## TO DO
Copy out each line below exactly as it appears.

## Stored records
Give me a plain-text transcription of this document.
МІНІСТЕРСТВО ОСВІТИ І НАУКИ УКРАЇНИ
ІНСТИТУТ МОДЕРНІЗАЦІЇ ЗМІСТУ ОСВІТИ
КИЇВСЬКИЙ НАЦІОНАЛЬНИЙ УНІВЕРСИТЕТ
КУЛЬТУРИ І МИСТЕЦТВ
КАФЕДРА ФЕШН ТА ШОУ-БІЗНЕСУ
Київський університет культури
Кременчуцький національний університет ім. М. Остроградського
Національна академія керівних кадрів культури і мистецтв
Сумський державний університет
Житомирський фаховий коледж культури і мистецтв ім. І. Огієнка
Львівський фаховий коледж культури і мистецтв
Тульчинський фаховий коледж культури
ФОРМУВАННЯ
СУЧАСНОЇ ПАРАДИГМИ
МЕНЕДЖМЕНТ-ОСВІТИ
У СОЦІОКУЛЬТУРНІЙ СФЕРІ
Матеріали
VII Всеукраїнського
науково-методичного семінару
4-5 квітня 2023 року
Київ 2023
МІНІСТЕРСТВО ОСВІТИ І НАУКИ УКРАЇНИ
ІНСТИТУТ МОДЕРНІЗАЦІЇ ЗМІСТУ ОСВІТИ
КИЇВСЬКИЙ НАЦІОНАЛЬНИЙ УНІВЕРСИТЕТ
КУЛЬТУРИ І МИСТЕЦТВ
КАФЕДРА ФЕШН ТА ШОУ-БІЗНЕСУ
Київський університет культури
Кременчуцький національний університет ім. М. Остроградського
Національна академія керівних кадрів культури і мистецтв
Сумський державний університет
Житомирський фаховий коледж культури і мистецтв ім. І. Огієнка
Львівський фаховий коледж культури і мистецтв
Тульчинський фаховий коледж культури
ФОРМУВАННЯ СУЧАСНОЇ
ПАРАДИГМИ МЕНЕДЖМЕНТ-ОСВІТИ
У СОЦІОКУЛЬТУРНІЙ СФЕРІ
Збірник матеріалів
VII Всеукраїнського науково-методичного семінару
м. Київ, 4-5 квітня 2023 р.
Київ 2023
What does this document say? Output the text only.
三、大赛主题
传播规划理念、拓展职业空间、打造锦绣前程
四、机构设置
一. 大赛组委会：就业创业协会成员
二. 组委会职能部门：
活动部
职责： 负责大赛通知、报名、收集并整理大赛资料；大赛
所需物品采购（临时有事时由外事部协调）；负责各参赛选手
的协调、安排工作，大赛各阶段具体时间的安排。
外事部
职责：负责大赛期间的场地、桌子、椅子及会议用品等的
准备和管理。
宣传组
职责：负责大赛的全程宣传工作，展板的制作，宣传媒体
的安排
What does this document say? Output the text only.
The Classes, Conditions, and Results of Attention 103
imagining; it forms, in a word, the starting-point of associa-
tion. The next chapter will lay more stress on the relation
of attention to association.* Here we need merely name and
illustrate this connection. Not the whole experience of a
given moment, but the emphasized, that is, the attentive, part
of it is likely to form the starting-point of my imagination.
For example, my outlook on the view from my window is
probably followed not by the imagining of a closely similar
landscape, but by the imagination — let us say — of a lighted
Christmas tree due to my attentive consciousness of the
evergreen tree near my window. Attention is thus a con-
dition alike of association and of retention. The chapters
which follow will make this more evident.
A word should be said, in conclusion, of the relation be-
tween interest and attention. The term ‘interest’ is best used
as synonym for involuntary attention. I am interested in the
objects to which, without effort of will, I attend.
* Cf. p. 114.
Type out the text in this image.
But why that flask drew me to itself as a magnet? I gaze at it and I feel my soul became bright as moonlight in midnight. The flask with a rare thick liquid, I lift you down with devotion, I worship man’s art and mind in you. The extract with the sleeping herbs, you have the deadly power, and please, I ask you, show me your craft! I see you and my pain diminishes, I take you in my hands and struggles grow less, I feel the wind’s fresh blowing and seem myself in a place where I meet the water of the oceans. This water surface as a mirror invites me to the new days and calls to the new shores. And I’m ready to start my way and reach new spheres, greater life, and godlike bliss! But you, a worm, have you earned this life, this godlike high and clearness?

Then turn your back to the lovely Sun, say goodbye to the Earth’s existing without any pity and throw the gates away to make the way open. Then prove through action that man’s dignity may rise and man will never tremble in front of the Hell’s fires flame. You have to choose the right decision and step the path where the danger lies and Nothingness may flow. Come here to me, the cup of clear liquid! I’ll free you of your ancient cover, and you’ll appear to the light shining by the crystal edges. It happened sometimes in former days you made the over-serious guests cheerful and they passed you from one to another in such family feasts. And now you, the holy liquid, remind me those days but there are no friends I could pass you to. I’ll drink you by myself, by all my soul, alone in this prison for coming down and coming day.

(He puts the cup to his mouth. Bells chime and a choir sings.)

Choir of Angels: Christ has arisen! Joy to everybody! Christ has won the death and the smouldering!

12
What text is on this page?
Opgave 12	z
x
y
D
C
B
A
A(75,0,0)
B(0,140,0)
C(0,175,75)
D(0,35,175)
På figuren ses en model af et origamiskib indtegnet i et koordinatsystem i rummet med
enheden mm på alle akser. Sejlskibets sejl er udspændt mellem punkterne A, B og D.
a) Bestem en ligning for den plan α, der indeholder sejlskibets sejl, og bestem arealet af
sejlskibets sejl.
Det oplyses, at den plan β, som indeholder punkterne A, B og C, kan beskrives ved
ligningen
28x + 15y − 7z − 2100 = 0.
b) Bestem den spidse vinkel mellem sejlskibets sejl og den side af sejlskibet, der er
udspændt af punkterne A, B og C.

## TASK ANSWER
Give me a plain-text transcription of this document.
МІНІСТЕРСТВО ОСВІТИ І НАУКИ УКРАЇНИ
ІНСТИТУТ МОДЕРНІЗАЦІЇ ЗМІСТУ ОСВІТИ
КИЇВСЬКИЙ НАЦІОНАЛЬНИЙ УНІВЕРСИТЕТ
КУЛЬТУРИ І МИСТЕЦТВ
КАФЕДРА ФЕШН ТА ШОУ-БІЗНЕСУ
Київський університет культури
Кременчуцький національний університет ім. М. Остроградського
Національна академія керівних кадрів культури і мистецтв
Сумський державний університет
Житомирський фаховий коледж культури і мистецтв ім. І. Огієнка
Львівський фаховий коледж культури і мистецтв
Тульчинський фаховий коледж культури
ФОРМУВАННЯ
СУЧАСНОЇ ПАРАДИГМИ
МЕНЕДЖМЕНТ-ОСВІТИ
У СОЦІОКУЛЬТУРНІЙ СФЕРІ
Матеріали
VII Всеукраїнського
науково-методичного семінару
4-5 квітня 2023 року
Київ 2023
МІНІСТЕРСТВО ОСВІТИ І НАУКИ УКРАЇНИ
ІНСТИТУТ МОДЕРНІЗАЦІЇ ЗМІСТУ ОСВІТИ
КИЇВСЬКИЙ НАЦІОНАЛЬНИЙ УНІВЕРСИТЕТ
КУЛЬТУРИ І МИСТЕЦТВ
КАФЕДРА ФЕШН ТА ШОУ-БІЗНЕСУ
Київський університет культури
Кременчуцький національний університет ім. М. Остроградського
Національна академія керівних кадрів культури і мистецтв
Сумський державний університет
Житомирський фаховий коледж культури і мистецтв ім. І. Огієнка
Львівський фаховий коледж культури і мистецтв
Тульчинський фаховий коледж культури
ФОРМУВАННЯ СУЧАСНОЇ
ПАРАДИГМИ МЕНЕДЖМЕНТ-ОСВІТИ
У СОЦІОКУЛЬТУРНІЙ СФЕРІ
Збірник матеріалів
VII Всеукраїнського науково-методичного семінару
м. Київ, 4-5 квітня 2023 р.
Київ 2023
What does this document say? Output the text only.
三、大赛主题
传播规划理念、拓展职业空间、打造锦绣前程
四、机构设置
一. 大赛组委会：就业创业协会成员
二. 组委会职能部门：
活动部
职责： 负责大赛通知、报名、收集并整理大赛资料；大赛
所需物品采购（临时有事时由外事部协调）；负责各参赛选手
的协调、安排工作，大赛各阶段具体时间的安排。
外事部
职责：负责大赛期间的场地、桌子、椅子及会议用品等的
准备和管理。
宣传组
职责：负责大赛的全程宣传工作，展板的制作，宣传媒体
的安排
What does this document say? Output the text only.
The Classes, Conditions, and Results of Attention 103
imagining; it forms, in a word, the starting-point of associa-
tion. The next chapter will lay more stress on the relation
of attention to association.* Here we need merely name and
illustrate this connection. Not the whole experience of a
given moment, but the emphasized, that is, the attentive, part
of it is likely to form the starting-point of my imagination.
For example, my outlook on the view from my window is
probably followed not by the imagining of a closely similar
landscape, but by the imagination — let us say — of a lighted
Christmas tree due to my attentive consciousness of the
evergreen tree near my window. Attention is thus a con-
dition alike of association and of retention. The chapters
which follow will make this more evident.
A word should be said, in conclusion, of the relation be-
tween interest and attention. The term ‘interest’ is best used
as synonym for involuntary attention. I am interested in the
objects to which, without effort of will, I attend.
* Cf. p. 114.
Type out the text in this image.
But why that flask drew me to itself as a magnet? I gaze at it and I feel my soul became bright as moonlight in midnight. The flask with a rare thick liquid, I lift you down with devotion, I worship man’s art and mind in you. The extract with the sleeping herbs, you have the deadly power, and please, I ask you, show me your craft! I see you and my pain diminishes, I take you in my hands and struggles grow less, I feel the wind’s fresh blowing and seem myself in a place where I meet the water of the oceans. This water surface as a mirror invites me to the new days and calls to the new shores. And I’m ready to start my way and reach new spheres, greater life, and godlike bliss! But you, a worm, have you earned this life, this godlike high and clearness?

Then turn your back to the lovely Sun, say goodbye to the Earth’s existing without any pity and throw the gates away to make the way open. Then prove through action that man’s dignity may rise and man will never tremble in front of the Hell’s fires flame. You have to choose the right decision and step the path where the danger lies and Nothingness may flow. Come here to me, the cup of clear liquid! I’ll free you of your ancient cover, and you’ll appear to the light shining by the crystal edges. It happened sometimes in former days you made the over-serious guests cheerful and they passed you from one to another in such family feasts. And now you, the holy liquid, remind me those days but there are no friends I could pass you to. I’ll drink you by myself, by all my soul, alone in this prison for coming down and coming day.

(He puts the cup to his mouth. Bells chime and a choir sings.)

Choir of Angels: Christ has arisen! Joy to everybody! Christ has won the death and the smouldering!

12
What text is on this page?
Opgave 12	z
x
y
D
C
B
A
A(75,0,0)
B(0,140,0)
C(0,175,75)
D(0,35,175)
På figuren ses en model af et origamiskib indtegnet i et koordinatsystem i rummet med
enheden mm på alle akser. Sejlskibets sejl er udspændt mellem punkterne A, B og D.
a) Bestem en ligning for den plan α, der indeholder sejlskibets sejl, og bestem arealet af
sejlskibets sejl.
Det oplyses, at den plan β, som indeholder punkterne A, B og C, kan beskrives ved
ligningen
28x + 15y − 7z − 2100 = 0.
b) Bestem den spidse vinkel mellem sejlskibets sejl og den side af sejlskibet, der er
udspændt af punkterne A, B og C.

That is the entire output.